→ Records from a collection
__________

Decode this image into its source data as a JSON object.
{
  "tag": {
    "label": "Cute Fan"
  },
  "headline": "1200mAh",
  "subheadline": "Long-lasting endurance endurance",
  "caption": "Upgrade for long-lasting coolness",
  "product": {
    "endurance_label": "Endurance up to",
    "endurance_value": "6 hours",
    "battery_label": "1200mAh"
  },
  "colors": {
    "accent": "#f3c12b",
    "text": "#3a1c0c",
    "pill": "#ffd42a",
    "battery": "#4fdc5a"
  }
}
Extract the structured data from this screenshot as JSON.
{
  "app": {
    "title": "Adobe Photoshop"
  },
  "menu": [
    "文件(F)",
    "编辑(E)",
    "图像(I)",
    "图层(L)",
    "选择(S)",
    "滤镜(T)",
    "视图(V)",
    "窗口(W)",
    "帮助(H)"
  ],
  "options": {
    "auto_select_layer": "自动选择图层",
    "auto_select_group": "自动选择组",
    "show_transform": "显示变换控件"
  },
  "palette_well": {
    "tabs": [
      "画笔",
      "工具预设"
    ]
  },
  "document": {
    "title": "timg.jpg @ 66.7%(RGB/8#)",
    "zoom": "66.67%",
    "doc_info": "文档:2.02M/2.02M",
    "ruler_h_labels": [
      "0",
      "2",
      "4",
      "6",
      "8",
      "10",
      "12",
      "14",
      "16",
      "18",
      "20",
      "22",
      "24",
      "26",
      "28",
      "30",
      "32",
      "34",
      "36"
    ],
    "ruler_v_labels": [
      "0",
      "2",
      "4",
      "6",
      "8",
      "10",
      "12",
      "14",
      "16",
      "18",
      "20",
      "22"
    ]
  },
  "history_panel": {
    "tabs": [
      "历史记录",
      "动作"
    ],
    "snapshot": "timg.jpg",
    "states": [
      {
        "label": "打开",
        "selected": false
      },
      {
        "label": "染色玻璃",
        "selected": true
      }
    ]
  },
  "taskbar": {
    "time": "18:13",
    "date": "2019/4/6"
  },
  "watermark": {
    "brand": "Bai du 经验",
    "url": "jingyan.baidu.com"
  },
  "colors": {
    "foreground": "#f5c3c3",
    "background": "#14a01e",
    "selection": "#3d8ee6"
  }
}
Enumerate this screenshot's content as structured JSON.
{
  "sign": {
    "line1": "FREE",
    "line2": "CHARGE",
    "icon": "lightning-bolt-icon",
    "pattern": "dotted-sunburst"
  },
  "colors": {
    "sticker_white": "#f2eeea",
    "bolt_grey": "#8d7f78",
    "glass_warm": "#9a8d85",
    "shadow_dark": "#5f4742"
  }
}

__________

→ OBJECTIVE
Print the records above in full, exactly.

→ RESPONSE TO THIS TASK
Decode this image into its source data as a JSON object.
{
  "tag": {
    "label": "Cute Fan"
  },
  "headline": "1200mAh",
  "subheadline": "Long-lasting endurance endurance",
  "caption": "Upgrade for long-lasting coolness",
  "product": {
    "endurance_label": "Endurance up to",
    "endurance_value": "6 hours",
    "battery_label": "1200mAh"
  },
  "colors": {
    "accent": "#f3c12b",
    "text": "#3a1c0c",
    "pill": "#ffd42a",
    "battery": "#4fdc5a"
  }
}
Extract the structured data from this screenshot as JSON.
{
  "app": {
    "title": "Adobe Photoshop"
  },
  "menu": [
    "文件(F)",
    "编辑(E)",
    "图像(I)",
    "图层(L)",
    "选择(S)",
    "滤镜(T)",
    "视图(V)",
    "窗口(W)",
    "帮助(H)"
  ],
  "options": {
    "auto_select_layer": "自动选择图层",
    "auto_select_group": "自动选择组",
    "show_transform": "显示变换控件"
  },
  "palette_well": {
    "tabs": [
      "画笔",
      "工具预设"
    ]
  },
  "document": {
    "title": "timg.jpg @ 66.7%(RGB/8#)",
    "zoom": "66.67%",
    "doc_info": "文档:2.02M/2.02M",
    "ruler_h_labels": [
      "0",
      "2",
      "4",
      "6",
      "8",
      "10",
      "12",
      "14",
      "16",
      "18",
      "20",
      "22",
      "24",
      "26",
      "28",
      "30",
      "32",
      "34",
      "36"
    ],
    "ruler_v_labels": [
      "0",
      "2",
      "4",
      "6",
      "8",
      "10",
      "12",
      "14",
      "16",
      "18",
      "20",
      "22"
    ]
  },
  "history_panel": {
    "tabs": [
      "历史记录",
      "动作"
    ],
    "snapshot": "timg.jpg",
    "states": [
      {
        "label": "打开",
        "selected": false
      },
      {
        "label": "染色玻璃",
        "selected": true
      }
    ]
  },
  "taskbar": {
    "time": "18:13",
    "date": "2019/4/6"
  },
  "watermark": {
    "brand": "Bai du 经验",
    "url": "jingyan.baidu.com"
  },
  "colors": {
    "foreground": "#f5c3c3",
    "background": "#14a01e",
    "selection": "#3d8ee6"
  }
}
Enumerate this screenshot's content as structured JSON.
{
  "sign": {
    "line1": "FREE",
    "line2": "CHARGE",
    "icon": "lightning-bolt-icon",
    "pattern": "dotted-sunburst"
  },
  "colors": {
    "sticker_white": "#f2eeea",
    "bolt_grey": "#8d7f78",
    "glass_warm": "#9a8d85",
    "shadow_dark": "#5f4742"
  }
}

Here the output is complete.